Task instructions: Render everything from the line that contains "Find all labels, buttons, inputs, and" down to the line that contains "code-line: b[cid] ~", both included, as a numbered list with blank lines omitted. Leave the pictures out of the list.

— BEGIN Dataset rows —

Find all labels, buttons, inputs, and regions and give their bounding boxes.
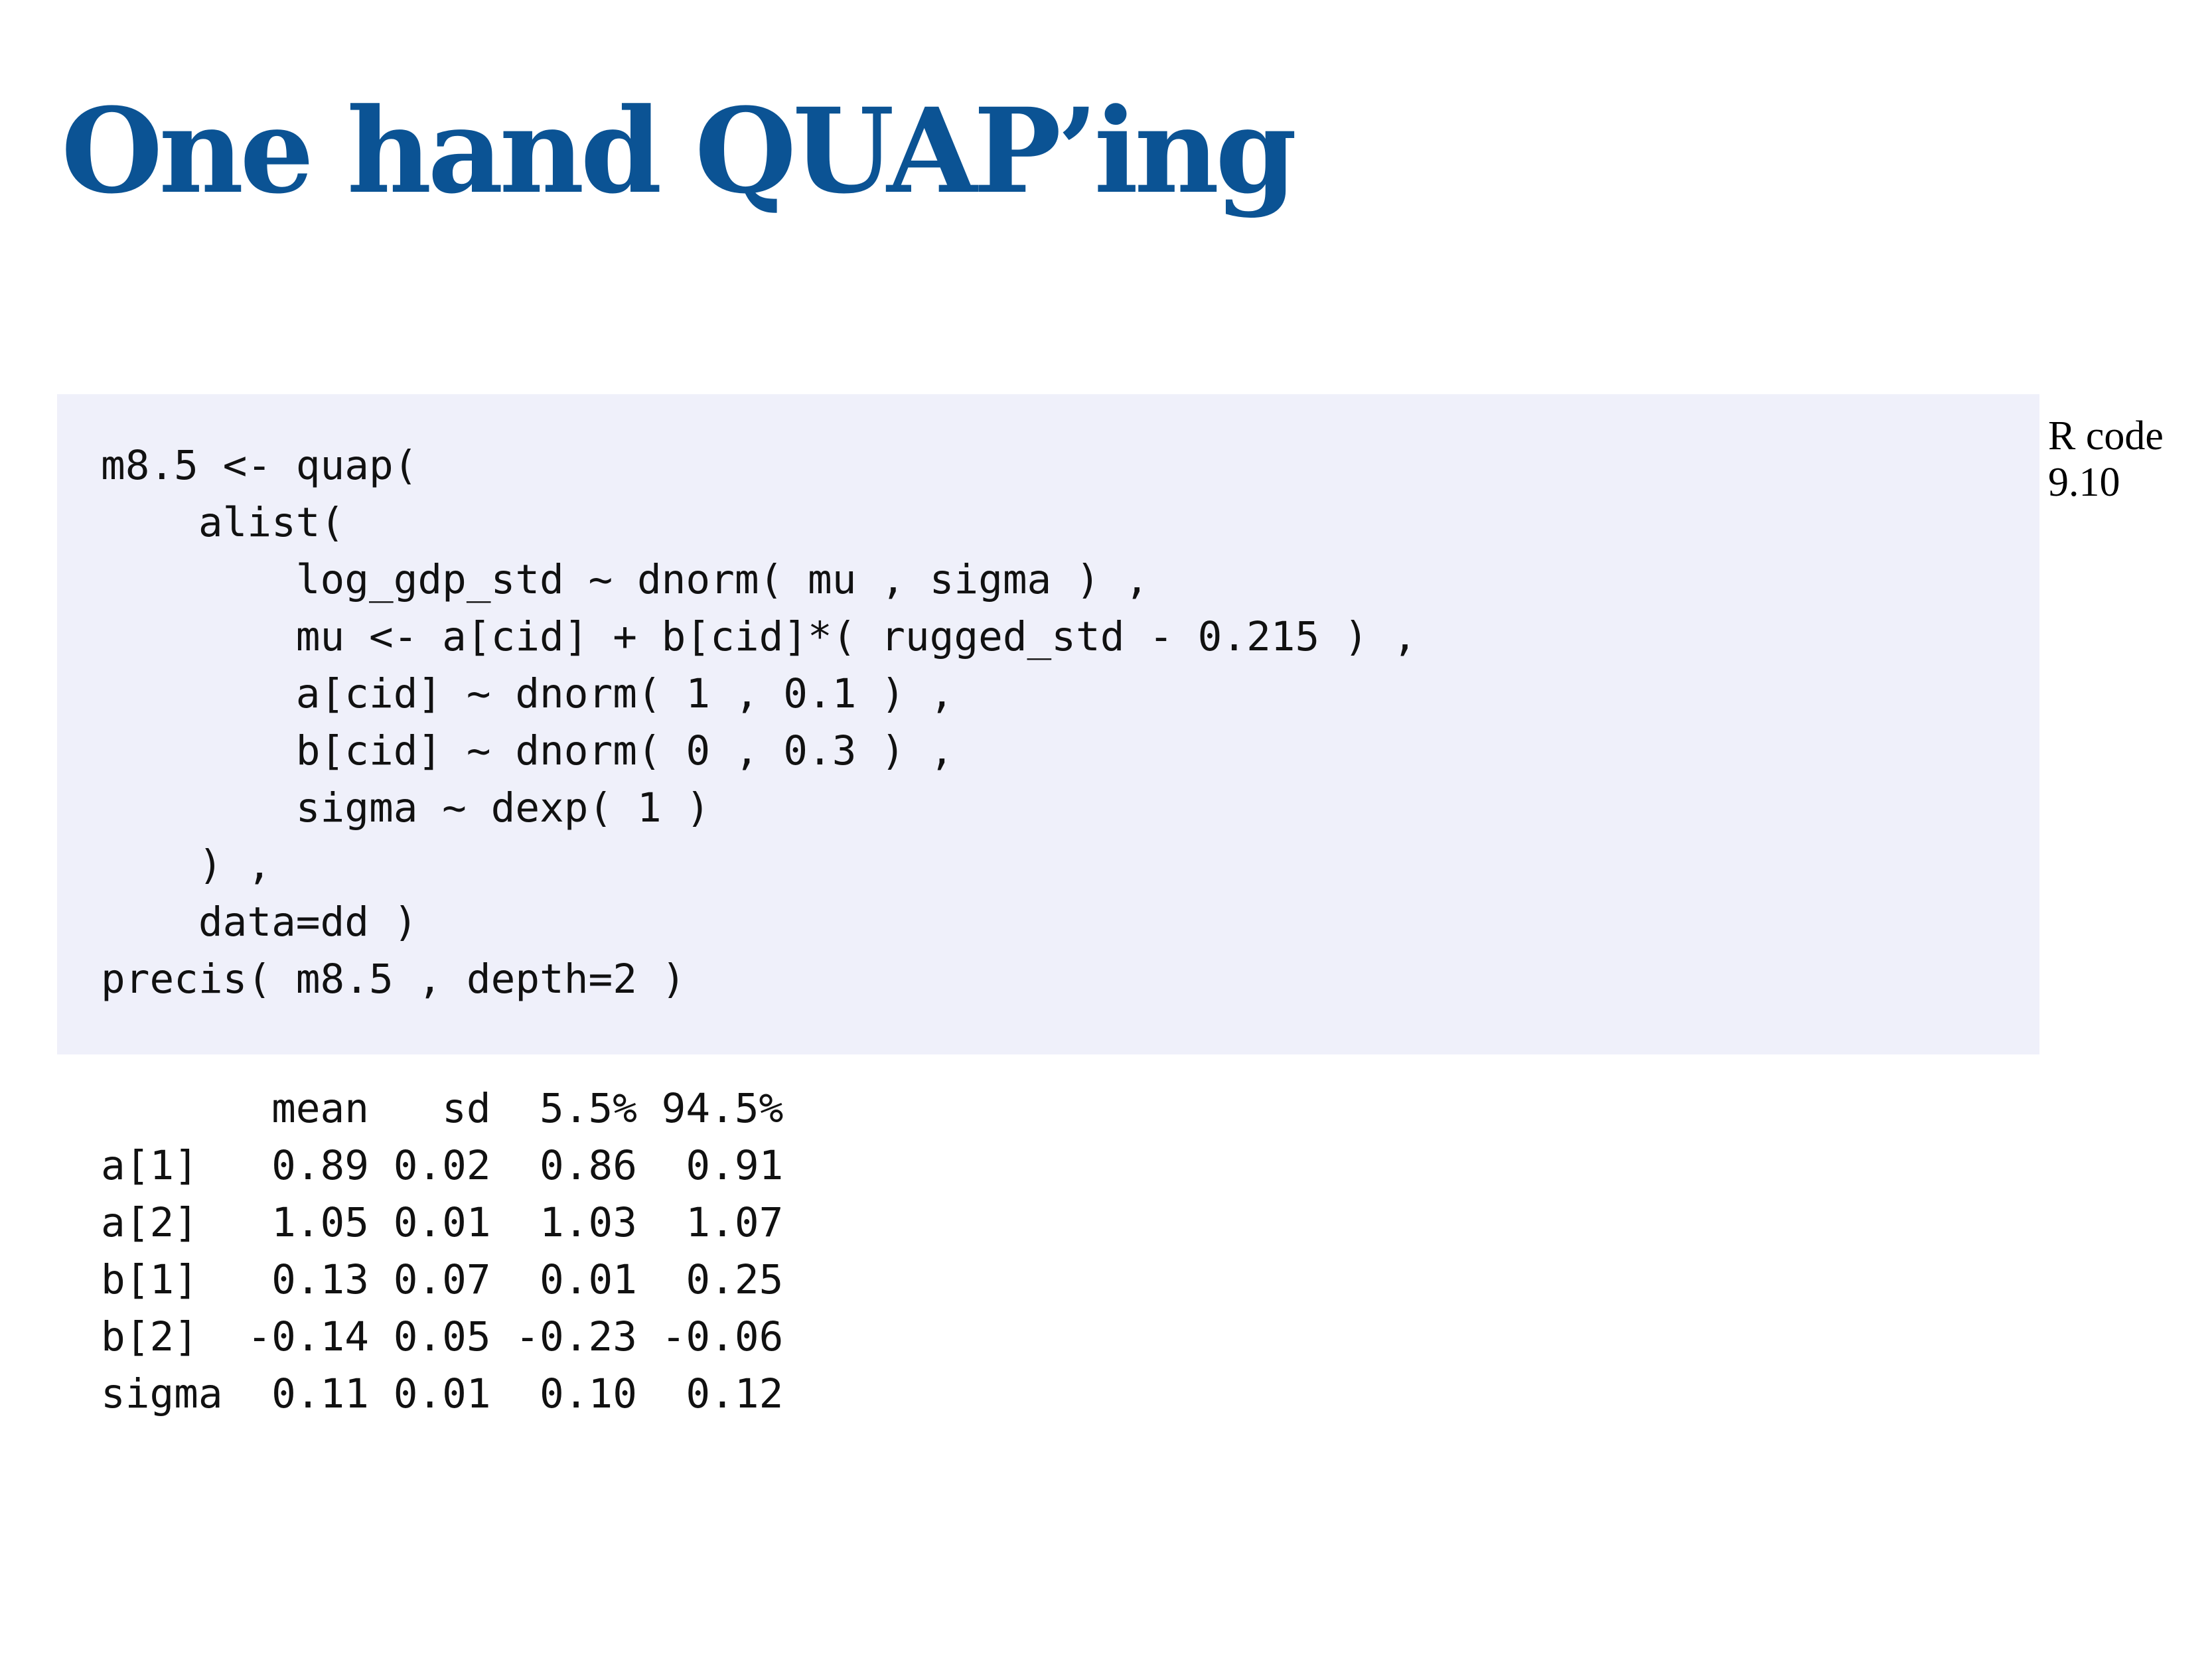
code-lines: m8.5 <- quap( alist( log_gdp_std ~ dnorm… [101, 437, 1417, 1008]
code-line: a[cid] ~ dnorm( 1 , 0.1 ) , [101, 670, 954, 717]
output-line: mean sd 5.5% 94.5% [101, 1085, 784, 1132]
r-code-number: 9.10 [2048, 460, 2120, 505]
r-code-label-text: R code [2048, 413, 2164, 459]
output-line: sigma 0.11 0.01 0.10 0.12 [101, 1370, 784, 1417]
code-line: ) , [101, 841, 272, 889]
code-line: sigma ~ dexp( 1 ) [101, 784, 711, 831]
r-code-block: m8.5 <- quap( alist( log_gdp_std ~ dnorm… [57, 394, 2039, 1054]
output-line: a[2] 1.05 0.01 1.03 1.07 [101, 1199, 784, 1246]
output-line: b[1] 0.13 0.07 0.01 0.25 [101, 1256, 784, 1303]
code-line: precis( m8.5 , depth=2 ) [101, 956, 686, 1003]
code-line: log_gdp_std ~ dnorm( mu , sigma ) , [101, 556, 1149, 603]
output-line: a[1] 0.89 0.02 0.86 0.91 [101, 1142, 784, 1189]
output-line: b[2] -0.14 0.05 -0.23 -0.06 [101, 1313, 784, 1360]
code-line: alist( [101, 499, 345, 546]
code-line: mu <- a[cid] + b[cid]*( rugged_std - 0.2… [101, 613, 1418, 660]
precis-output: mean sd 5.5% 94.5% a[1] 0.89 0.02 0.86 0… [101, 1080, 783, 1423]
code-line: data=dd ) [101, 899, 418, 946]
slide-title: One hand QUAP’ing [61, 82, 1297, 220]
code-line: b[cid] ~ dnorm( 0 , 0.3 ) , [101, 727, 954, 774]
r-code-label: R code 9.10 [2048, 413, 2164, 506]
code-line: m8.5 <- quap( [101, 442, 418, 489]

— END Dataset rows —
— BEGIN Dataset rows —

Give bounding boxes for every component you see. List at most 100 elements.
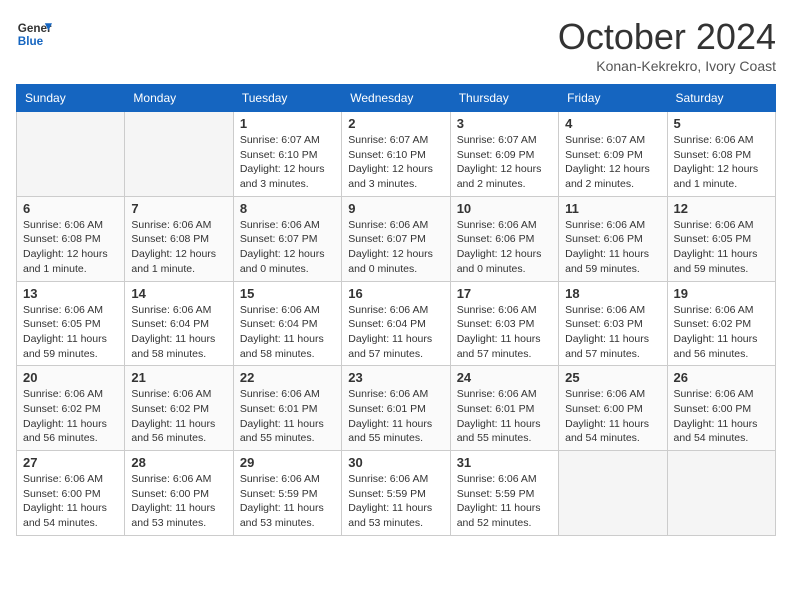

— END Dataset rows —

Complete response:
1. Find all labels, buttons, inputs, and regions and give their bounding boxes.
2. code-lines: m8.5 <- quap( alist( log_gdp_std ~ dnorm… [101, 437, 1417, 1008]
3. code-line: a[cid] ~ dnorm( 1 , 0.1 ) , [101, 670, 954, 717]
4. output-line: mean sd 5.5% 94.5% [101, 1085, 784, 1132]
5. r-code-number: 9.10 [2048, 460, 2120, 505]
6. r-code-label-text: R code [2048, 413, 2164, 459]
7. output-line: sigma 0.11 0.01 0.10 0.12 [101, 1370, 784, 1417]
8. code-line: ) , [101, 841, 272, 889]
9. code-line: sigma ~ dexp( 1 ) [101, 784, 711, 831]
10. r-code-block: m8.5 <- quap( alist( log_gdp_std ~ dnorm… [57, 394, 2039, 1054]
11. output-line: a[2] 1.05 0.01 1.03 1.07 [101, 1199, 784, 1246]
12. output-line: b[1] 0.13 0.07 0.01 0.25 [101, 1256, 784, 1303]
13. code-line: precis( m8.5 , depth=2 ) [101, 956, 686, 1003]
14. code-line: log_gdp_std ~ dnorm( mu , sigma ) , [101, 556, 1149, 603]
15. output-line: a[1] 0.89 0.02 0.86 0.91 [101, 1142, 784, 1189]
16. output-line: b[2] -0.14 0.05 -0.23 -0.06 [101, 1313, 784, 1360]
17. code-line: alist( [101, 499, 345, 546]
18. code-line: mu <- a[cid] + b[cid]*( rugged_std - 0.2… [101, 613, 1418, 660]
19. precis-output: mean sd 5.5% 94.5% a[1] 0.89 0.02 0.86 0… [101, 1080, 783, 1423]
20. code-line: data=dd ) [101, 899, 418, 946]
21. slide-title: One hand QUAP’ing [61, 82, 1297, 220]
22. code-line: b[cid] ~ dnorm( 0 , 0.3 ) , [101, 727, 954, 774]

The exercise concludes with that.